=== Provided entries ===
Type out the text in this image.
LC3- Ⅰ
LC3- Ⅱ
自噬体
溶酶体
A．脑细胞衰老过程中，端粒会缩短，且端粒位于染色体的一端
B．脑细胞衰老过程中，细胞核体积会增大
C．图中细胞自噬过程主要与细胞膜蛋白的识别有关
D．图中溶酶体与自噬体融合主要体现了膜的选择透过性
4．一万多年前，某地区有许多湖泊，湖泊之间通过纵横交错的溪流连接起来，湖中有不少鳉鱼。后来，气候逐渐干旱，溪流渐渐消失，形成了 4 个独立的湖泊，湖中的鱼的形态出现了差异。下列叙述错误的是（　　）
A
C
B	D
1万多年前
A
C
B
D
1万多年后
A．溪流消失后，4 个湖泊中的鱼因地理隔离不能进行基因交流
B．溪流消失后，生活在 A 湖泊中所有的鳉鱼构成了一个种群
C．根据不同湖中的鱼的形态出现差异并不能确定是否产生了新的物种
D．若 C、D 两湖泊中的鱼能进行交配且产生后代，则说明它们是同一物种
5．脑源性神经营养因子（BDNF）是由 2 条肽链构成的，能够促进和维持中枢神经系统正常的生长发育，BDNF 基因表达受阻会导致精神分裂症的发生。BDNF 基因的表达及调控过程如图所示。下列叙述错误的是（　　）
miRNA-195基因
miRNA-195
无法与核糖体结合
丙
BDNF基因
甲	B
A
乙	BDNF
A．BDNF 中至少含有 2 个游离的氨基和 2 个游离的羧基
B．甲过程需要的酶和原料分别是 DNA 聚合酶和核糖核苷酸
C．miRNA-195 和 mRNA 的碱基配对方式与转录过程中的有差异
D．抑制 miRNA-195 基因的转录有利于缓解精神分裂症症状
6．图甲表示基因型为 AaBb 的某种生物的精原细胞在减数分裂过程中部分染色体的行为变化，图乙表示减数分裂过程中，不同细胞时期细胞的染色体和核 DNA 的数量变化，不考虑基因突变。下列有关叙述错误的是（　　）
===
Show, from the listing above, every line holding the word "脑细胞衰老过程中".

• **Your solution**
A．脑细胞衰老过程中，端粒会缩短，且端粒位于染色体的一端
B．脑细胞衰老过程中，细胞核体积会增大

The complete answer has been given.